Task to carry out:
Show each line from the listing that includes the word "молния".

Collection entries:
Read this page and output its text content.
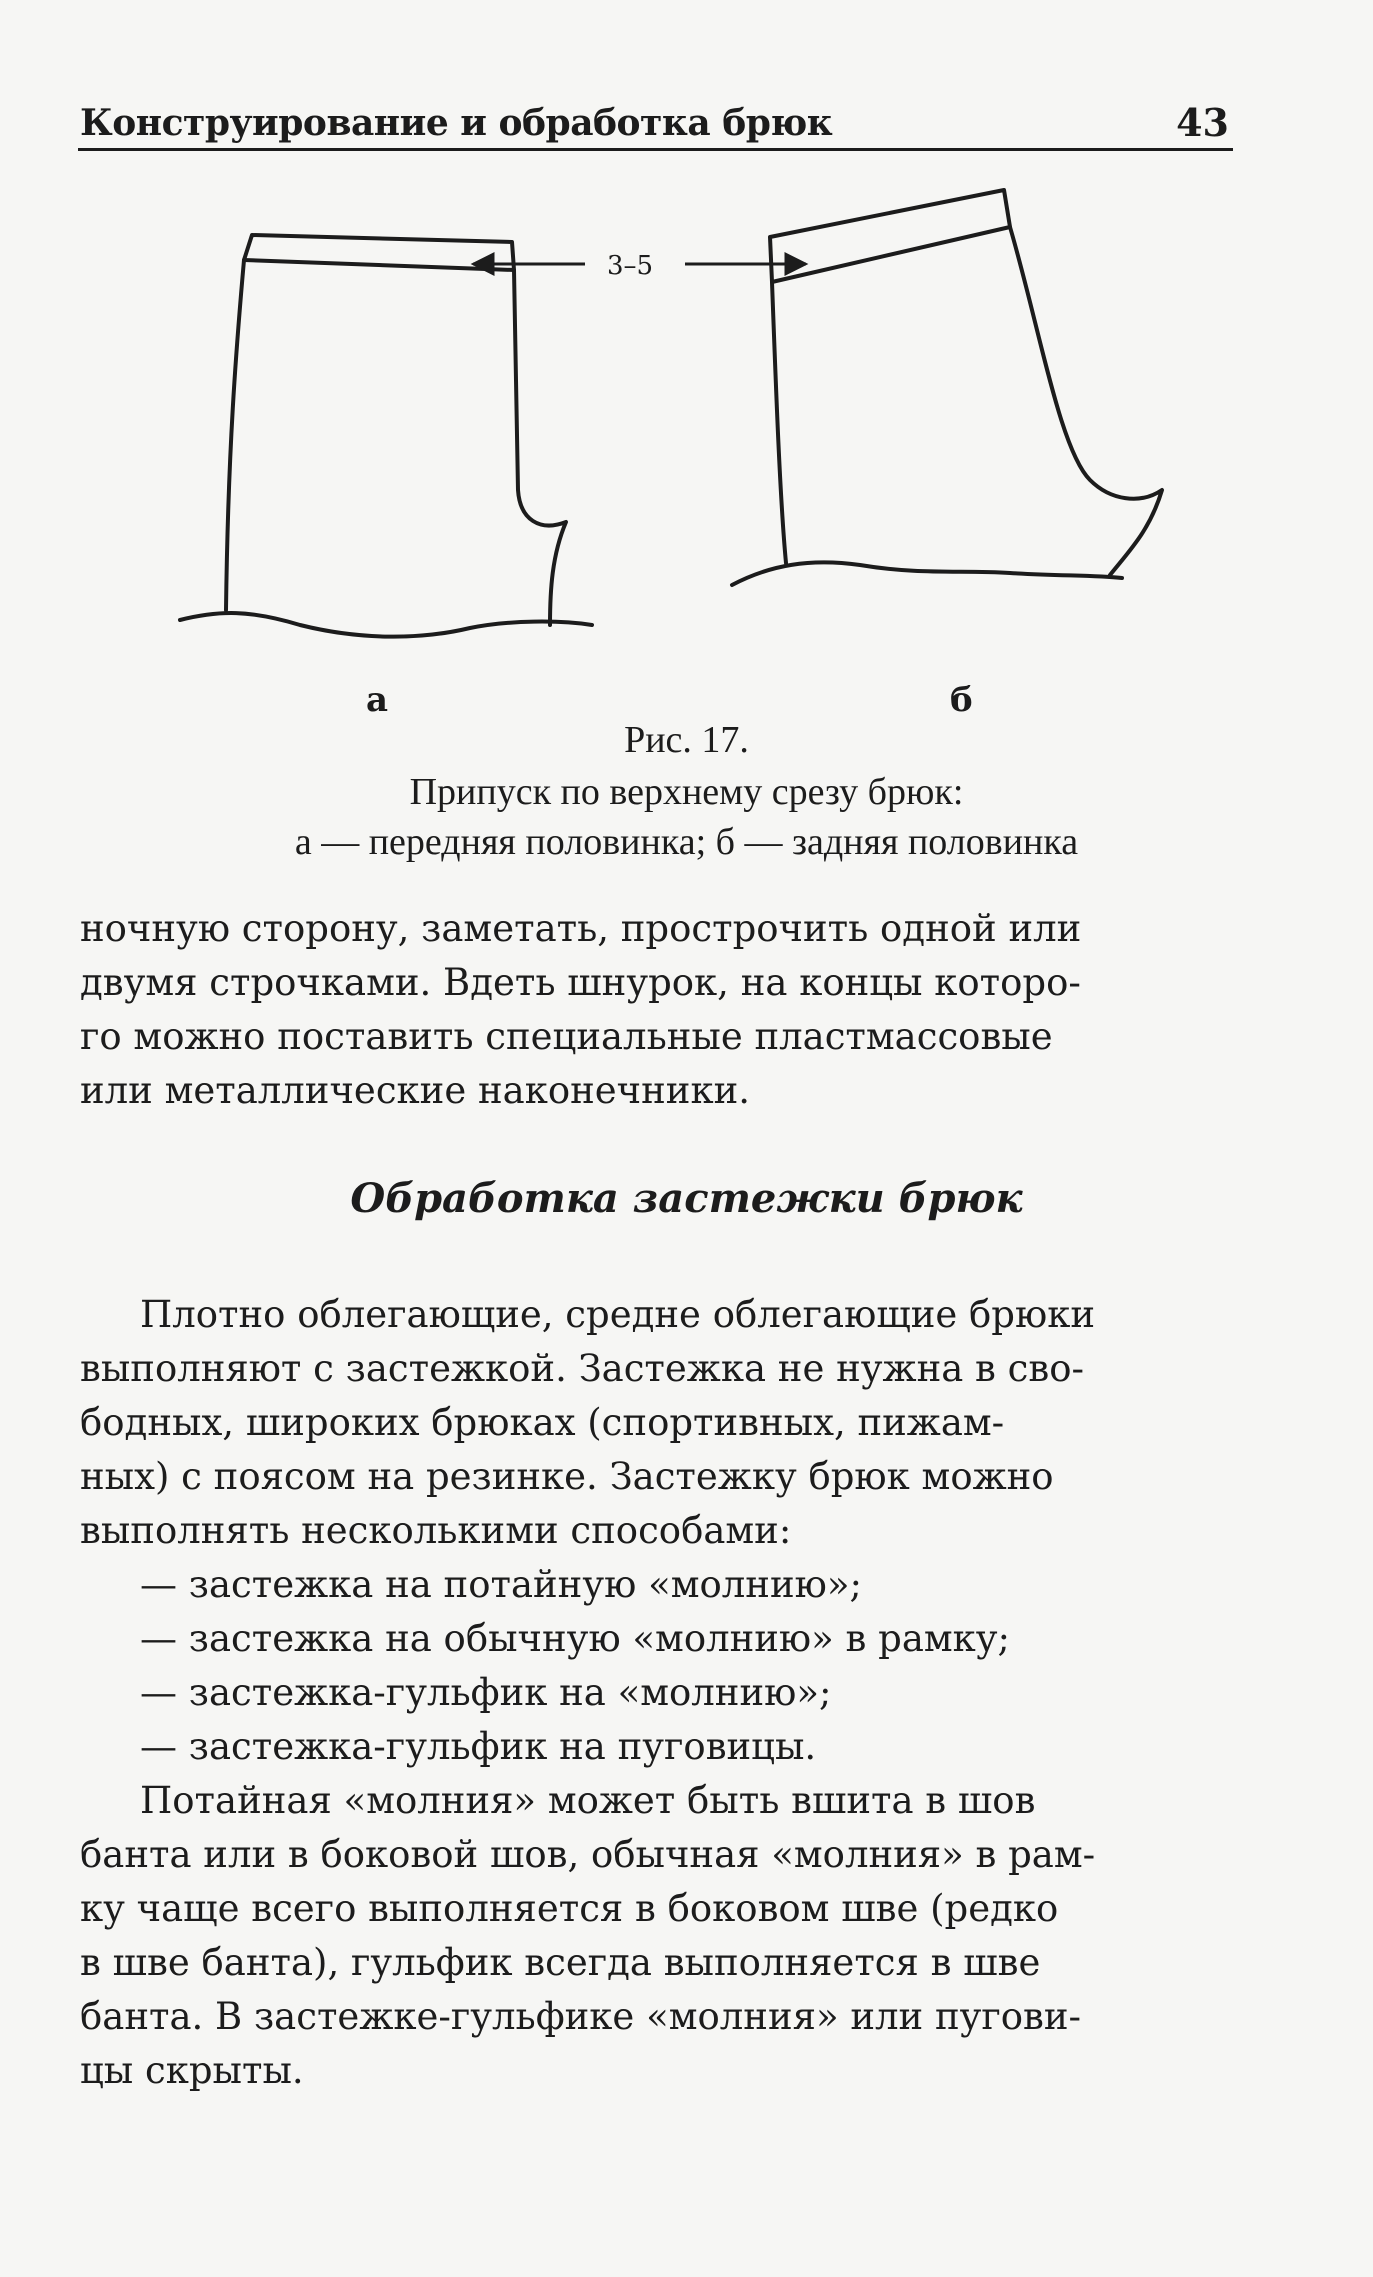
Конструирование и обработка брюк	43
3–5
а	б
Рис. 17.
Припуск по верхнему срезу брюк:
а — передняя половинка; б — задняя половинка
ночную сторону, заметать, прострочить одной или
двумя строчками. Вдеть шнурок, на концы которо-
го можно поставить специальные пластмассовые
или металлические наконечники.
Обработка застежки брюк
Плотно облегающие, средне облегающие брюки
выполняют с застежкой. Застежка не нужна в сво-
бодных, широких брюках (спортивных, пижам-
ных) с поясом на резинке. Застежку брюк можно
выполнять несколькими способами:
— застежка на потайную «молнию»;
— застежка на обычную «молнию» в рамку;
— застежка-гульфик на «молнию»;
— застежка-гульфик на пуговицы.
Потайная «молния» может быть вшита в шов
банта или в боковой шов, обычная «молния» в рам-
ку чаще всего выполняется в боковом шве (редко
в шве банта), гульфик всегда выполняется в шве
банта. В застежке-гульфике «молния» или пугови-
цы скрыты.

Response to this exercise:
Потайная «молния» может быть вшита в шов
банта или в боковой шов, обычная «молния» в рам-
банта. В застежке-гульфике «молния» или пугови-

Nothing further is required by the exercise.